▶ [Entries shown]:
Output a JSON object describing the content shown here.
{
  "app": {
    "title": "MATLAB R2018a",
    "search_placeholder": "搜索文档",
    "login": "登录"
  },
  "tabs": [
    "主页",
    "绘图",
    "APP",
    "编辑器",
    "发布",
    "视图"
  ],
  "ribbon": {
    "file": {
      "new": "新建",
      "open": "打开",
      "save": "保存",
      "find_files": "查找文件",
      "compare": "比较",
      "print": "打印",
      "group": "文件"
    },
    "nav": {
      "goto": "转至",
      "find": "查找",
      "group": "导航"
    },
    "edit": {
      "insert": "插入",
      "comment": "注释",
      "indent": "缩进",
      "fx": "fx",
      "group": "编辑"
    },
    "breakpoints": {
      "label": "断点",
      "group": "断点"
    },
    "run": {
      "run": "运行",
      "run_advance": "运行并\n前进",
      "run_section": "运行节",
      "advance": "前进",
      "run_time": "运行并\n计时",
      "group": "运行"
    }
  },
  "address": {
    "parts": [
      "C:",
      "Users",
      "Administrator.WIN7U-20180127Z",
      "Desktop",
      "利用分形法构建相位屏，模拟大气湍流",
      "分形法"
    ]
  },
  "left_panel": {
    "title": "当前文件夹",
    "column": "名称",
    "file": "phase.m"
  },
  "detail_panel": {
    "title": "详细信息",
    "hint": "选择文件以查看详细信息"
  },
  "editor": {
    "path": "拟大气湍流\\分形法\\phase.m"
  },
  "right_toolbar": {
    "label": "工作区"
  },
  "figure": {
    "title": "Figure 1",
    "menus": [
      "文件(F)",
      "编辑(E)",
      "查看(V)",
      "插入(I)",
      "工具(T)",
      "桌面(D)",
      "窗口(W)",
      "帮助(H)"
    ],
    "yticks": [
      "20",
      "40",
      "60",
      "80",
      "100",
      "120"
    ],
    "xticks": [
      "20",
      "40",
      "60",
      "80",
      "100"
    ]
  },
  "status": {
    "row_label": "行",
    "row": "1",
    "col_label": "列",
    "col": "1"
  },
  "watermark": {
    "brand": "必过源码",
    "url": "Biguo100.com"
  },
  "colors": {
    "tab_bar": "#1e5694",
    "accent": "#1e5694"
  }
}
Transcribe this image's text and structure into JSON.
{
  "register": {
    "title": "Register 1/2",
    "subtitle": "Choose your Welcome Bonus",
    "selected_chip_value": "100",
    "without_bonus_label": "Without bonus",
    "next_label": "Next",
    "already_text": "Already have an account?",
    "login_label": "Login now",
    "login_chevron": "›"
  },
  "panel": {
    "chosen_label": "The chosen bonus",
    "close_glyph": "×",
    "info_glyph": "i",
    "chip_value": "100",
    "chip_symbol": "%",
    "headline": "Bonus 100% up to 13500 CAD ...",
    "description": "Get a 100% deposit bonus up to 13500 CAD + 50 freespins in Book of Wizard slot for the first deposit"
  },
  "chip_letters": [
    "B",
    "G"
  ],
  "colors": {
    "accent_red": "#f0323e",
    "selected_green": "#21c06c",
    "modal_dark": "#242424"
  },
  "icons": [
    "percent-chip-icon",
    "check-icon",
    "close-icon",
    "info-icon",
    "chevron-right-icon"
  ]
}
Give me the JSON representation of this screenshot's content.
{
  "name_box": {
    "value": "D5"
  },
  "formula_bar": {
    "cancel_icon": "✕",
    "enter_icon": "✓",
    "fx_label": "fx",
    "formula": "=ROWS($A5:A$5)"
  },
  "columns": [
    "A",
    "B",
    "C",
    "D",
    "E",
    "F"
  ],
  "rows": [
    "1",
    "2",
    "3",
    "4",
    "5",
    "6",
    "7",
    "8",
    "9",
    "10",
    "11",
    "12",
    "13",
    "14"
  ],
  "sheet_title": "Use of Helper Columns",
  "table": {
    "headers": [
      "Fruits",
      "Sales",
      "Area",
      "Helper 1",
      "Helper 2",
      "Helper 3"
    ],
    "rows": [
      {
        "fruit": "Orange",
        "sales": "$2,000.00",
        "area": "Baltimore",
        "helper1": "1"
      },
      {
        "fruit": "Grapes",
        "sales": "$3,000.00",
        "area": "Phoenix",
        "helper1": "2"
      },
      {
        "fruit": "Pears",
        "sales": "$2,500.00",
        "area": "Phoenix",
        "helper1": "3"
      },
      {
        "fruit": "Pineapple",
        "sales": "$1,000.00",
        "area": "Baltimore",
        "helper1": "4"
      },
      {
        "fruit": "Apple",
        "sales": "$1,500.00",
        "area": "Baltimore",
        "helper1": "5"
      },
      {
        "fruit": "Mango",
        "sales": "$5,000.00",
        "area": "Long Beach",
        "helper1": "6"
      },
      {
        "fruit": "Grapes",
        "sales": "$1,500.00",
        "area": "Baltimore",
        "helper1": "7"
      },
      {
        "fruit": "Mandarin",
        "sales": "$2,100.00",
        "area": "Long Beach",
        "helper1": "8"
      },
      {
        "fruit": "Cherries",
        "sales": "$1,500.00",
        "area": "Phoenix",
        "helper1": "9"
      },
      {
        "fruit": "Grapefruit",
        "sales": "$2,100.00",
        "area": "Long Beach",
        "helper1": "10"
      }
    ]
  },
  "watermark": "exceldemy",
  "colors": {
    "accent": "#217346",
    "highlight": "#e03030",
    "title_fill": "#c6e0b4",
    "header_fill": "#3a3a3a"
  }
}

▶ [Exercise requirements]: Reproduce each line verbatim.

▶ [Output of the exercise]:
Output a JSON object describing the content shown here.
{
  "app": {
    "title": "MATLAB R2018a",
    "search_placeholder": "搜索文档",
    "login": "登录"
  },
  "tabs": [
    "主页",
    "绘图",
    "APP",
    "编辑器",
    "发布",
    "视图"
  ],
  "ribbon": {
    "file": {
      "new": "新建",
      "open": "打开",
      "save": "保存",
      "find_files": "查找文件",
      "compare": "比较",
      "print": "打印",
      "group": "文件"
    },
    "nav": {
      "goto": "转至",
      "find": "查找",
      "group": "导航"
    },
    "edit": {
      "insert": "插入",
      "comment": "注释",
      "indent": "缩进",
      "fx": "fx",
      "group": "编辑"
    },
    "breakpoints": {
      "label": "断点",
      "group": "断点"
    },
    "run": {
      "run": "运行",
      "run_advance": "运行并\n前进",
      "run_section": "运行节",
      "advance": "前进",
      "run_time": "运行并\n计时",
      "group": "运行"
    }
  },
  "address": {
    "parts": [
      "C:",
      "Users",
      "Administrator.WIN7U-20180127Z",
      "Desktop",
      "利用分形法构建相位屏，模拟大气湍流",
      "分形法"
    ]
  },
  "left_panel": {
    "title": "当前文件夹",
    "column": "名称",
    "file": "phase.m"
  },
  "detail_panel": {
    "title": "详细信息",
    "hint": "选择文件以查看详细信息"
  },
  "editor": {
    "path": "拟大气湍流\\分形法\\phase.m"
  },
  "right_toolbar": {
    "label": "工作区"
  },
  "figure": {
    "title": "Figure 1",
    "menus": [
      "文件(F)",
      "编辑(E)",
      "查看(V)",
      "插入(I)",
      "工具(T)",
      "桌面(D)",
      "窗口(W)",
      "帮助(H)"
    ],
    "yticks": [
      "20",
      "40",
      "60",
      "80",
      "100",
      "120"
    ],
    "xticks": [
      "20",
      "40",
      "60",
      "80",
      "100"
    ]
  },
  "status": {
    "row_label": "行",
    "row": "1",
    "col_label": "列",
    "col": "1"
  },
  "watermark": {
    "brand": "必过源码",
    "url": "Biguo100.com"
  },
  "colors": {
    "tab_bar": "#1e5694",
    "accent": "#1e5694"
  }
}
Transcribe this image's text and structure into JSON.
{
  "register": {
    "title": "Register 1/2",
    "subtitle": "Choose your Welcome Bonus",
    "selected_chip_value": "100",
    "without_bonus_label": "Without bonus",
    "next_label": "Next",
    "already_text": "Already have an account?",
    "login_label": "Login now",
    "login_chevron": "›"
  },
  "panel": {
    "chosen_label": "The chosen bonus",
    "close_glyph": "×",
    "info_glyph": "i",
    "chip_value": "100",
    "chip_symbol": "%",
    "headline": "Bonus 100% up to 13500 CAD ...",
    "description": "Get a 100% deposit bonus up to 13500 CAD + 50 freespins in Book of Wizard slot for the first deposit"
  },
  "chip_letters": [
    "B",
    "G"
  ],
  "colors": {
    "accent_red": "#f0323e",
    "selected_green": "#21c06c",
    "modal_dark": "#242424"
  },
  "icons": [
    "percent-chip-icon",
    "check-icon",
    "close-icon",
    "info-icon",
    "chevron-right-icon"
  ]
}
Give me the JSON representation of this screenshot's content.
{
  "name_box": {
    "value": "D5"
  },
  "formula_bar": {
    "cancel_icon": "✕",
    "enter_icon": "✓",
    "fx_label": "fx",
    "formula": "=ROWS($A5:A$5)"
  },
  "columns": [
    "A",
    "B",
    "C",
    "D",
    "E",
    "F"
  ],
  "rows": [
    "1",
    "2",
    "3",
    "4",
    "5",
    "6",
    "7",
    "8",
    "9",
    "10",
    "11",
    "12",
    "13",
    "14"
  ],
  "sheet_title": "Use of Helper Columns",
  "table": {
    "headers": [
      "Fruits",
      "Sales",
      "Area",
      "Helper 1",
      "Helper 2",
      "Helper 3"
    ],
    "rows": [
      {
        "fruit": "Orange",
        "sales": "$2,000.00",
        "area": "Baltimore",
        "helper1": "1"
      },
      {
        "fruit": "Grapes",
        "sales": "$3,000.00",
        "area": "Phoenix",
        "helper1": "2"
      },
      {
        "fruit": "Pears",
        "sales": "$2,500.00",
        "area": "Phoenix",
        "helper1": "3"
      },
      {
        "fruit": "Pineapple",
        "sales": "$1,000.00",
        "area": "Baltimore",
        "helper1": "4"
      },
      {
        "fruit": "Apple",
        "sales": "$1,500.00",
        "area": "Baltimore",
        "helper1": "5"
      },
      {
        "fruit": "Mango",
        "sales": "$5,000.00",
        "area": "Long Beach",
        "helper1": "6"
      },
      {
        "fruit": "Grapes",
        "sales": "$1,500.00",
        "area": "Baltimore",
        "helper1": "7"
      },
      {
        "fruit": "Mandarin",
        "sales": "$2,100.00",
        "area": "Long Beach",
        "helper1": "8"
      },
      {
        "fruit": "Cherries",
        "sales": "$1,500.00",
        "area": "Phoenix",
        "helper1": "9"
      },
      {
        "fruit": "Grapefruit",
        "sales": "$2,100.00",
        "area": "Long Beach",
        "helper1": "10"
      }
    ]
  },
  "watermark": "exceldemy",
  "colors": {
    "accent": "#217346",
    "highlight": "#e03030",
    "title_fill": "#c6e0b4",
    "header_fill": "#3a3a3a"
  }
}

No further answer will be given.